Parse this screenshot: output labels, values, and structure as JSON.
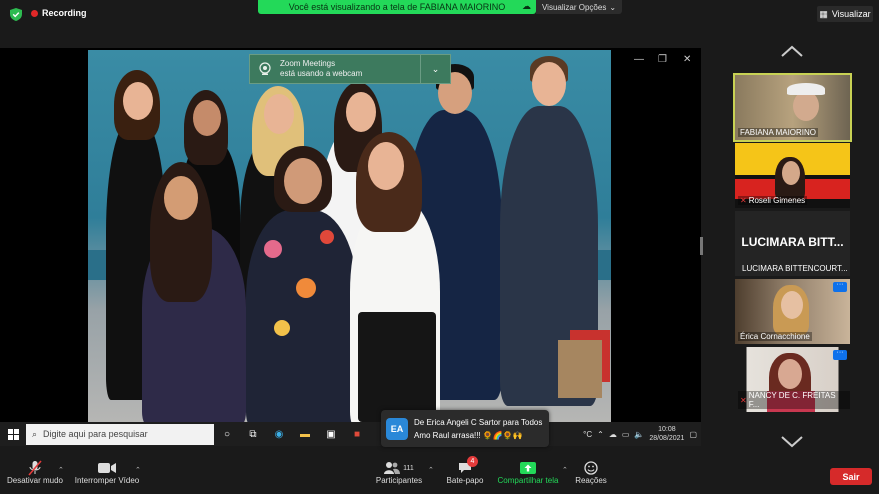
{
  "topbar": {
    "recording_label": "Recording",
    "banner_text": "Você está visualizando a tela de FABIANA MAIORINO",
    "banner_options": "Visualizar Opções",
    "view_button": "Visualizar"
  },
  "zoom_toast": {
    "line1": "Zoom Meetings",
    "line2": "está usando a webcam"
  },
  "taskbar": {
    "search_placeholder": "Digite aqui para pesquisar",
    "temp": "°C",
    "time": "10:08",
    "date": "28/08/2021"
  },
  "chat_notification": {
    "avatar_initials": "EA",
    "header": "De Erica Angeli C Sartor para Todos",
    "message": "Amo Raul arrasa!!! 🌻🌈🌻🙌"
  },
  "participants_panel": {
    "tiles": [
      {
        "name": "FABIANA MAIORINO"
      },
      {
        "name": "Roseli Gimenes"
      },
      {
        "name": "LUCIMARA BITTENCOURT...",
        "display_name": "LUCIMARA BITT..."
      },
      {
        "name": "Érica Cornacchione"
      },
      {
        "name": "NANCY DE C. FREITAS F..."
      }
    ]
  },
  "toolbar": {
    "mute_label": "Desativar mudo",
    "video_label": "Interromper Vídeo",
    "participants_label": "Participantes",
    "participants_count": "111",
    "chat_label": "Bate-papo",
    "chat_badge": "4",
    "share_label": "Compartilhar tela",
    "reactions_label": "Reações",
    "leave_label": "Sair"
  },
  "colors": {
    "banner_green": "#23d959",
    "active_outline": "#c8d254",
    "leave_red": "#d62a2a",
    "share_green": "#23d959"
  }
}
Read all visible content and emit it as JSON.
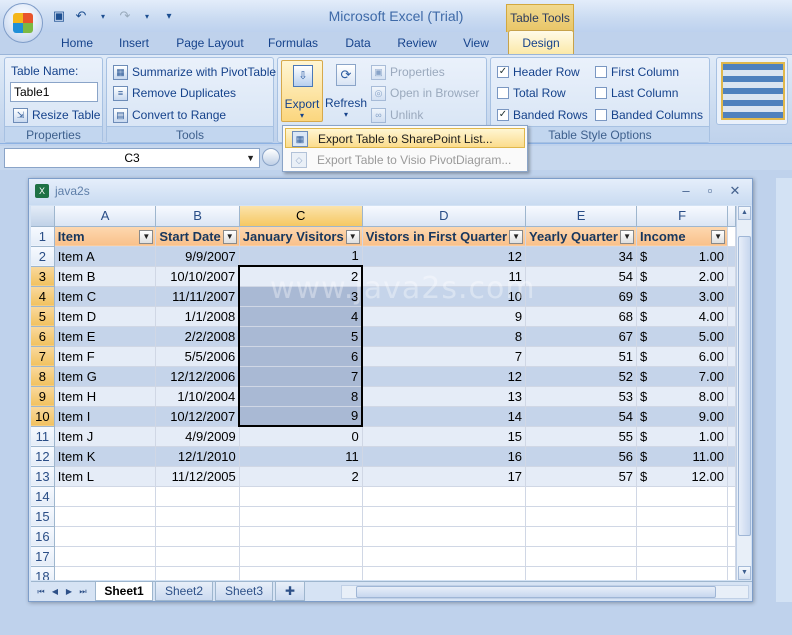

* * *

▶ [Your goal]: With the pictures left out, transcribe the material exactly.

▶ [Reply to the exercise]:
Parse this screenshot: output labels, values, and structure as JSON.
{
  "topbar": {
    "recording_label": "Recording",
    "banner_text": "Você está visualizando a tela de FABIANA MAIORINO",
    "banner_options": "Visualizar Opções",
    "view_button": "Visualizar"
  },
  "zoom_toast": {
    "line1": "Zoom Meetings",
    "line2": "está usando a webcam"
  },
  "taskbar": {
    "search_placeholder": "Digite aqui para pesquisar",
    "temp": "°C",
    "time": "10:08",
    "date": "28/08/2021"
  },
  "chat_notification": {
    "avatar_initials": "EA",
    "header": "De Erica Angeli C Sartor para Todos",
    "message": "Amo Raul arrasa!!! 🌻🌈🌻🙌"
  },
  "participants_panel": {
    "tiles": [
      {
        "name": "FABIANA MAIORINO"
      },
      {
        "name": "Roseli Gimenes"
      },
      {
        "name": "LUCIMARA BITTENCOURT...",
        "display_name": "LUCIMARA BITT..."
      },
      {
        "name": "Érica Cornacchione"
      },
      {
        "name": "NANCY DE C. FREITAS F..."
      }
    ]
  },
  "toolbar": {
    "mute_label": "Desativar mudo",
    "video_label": "Interromper Vídeo",
    "participants_label": "Participantes",
    "participants_count": "111",
    "chat_label": "Bate-papo",
    "chat_badge": "4",
    "share_label": "Compartilhar tela",
    "reactions_label": "Reações",
    "leave_label": "Sair"
  },
  "colors": {
    "banner_green": "#23d959",
    "active_outline": "#c8d254",
    "leave_red": "#d62a2a",
    "share_green": "#23d959"
  }
}
Read all visible content and emit it as JSON.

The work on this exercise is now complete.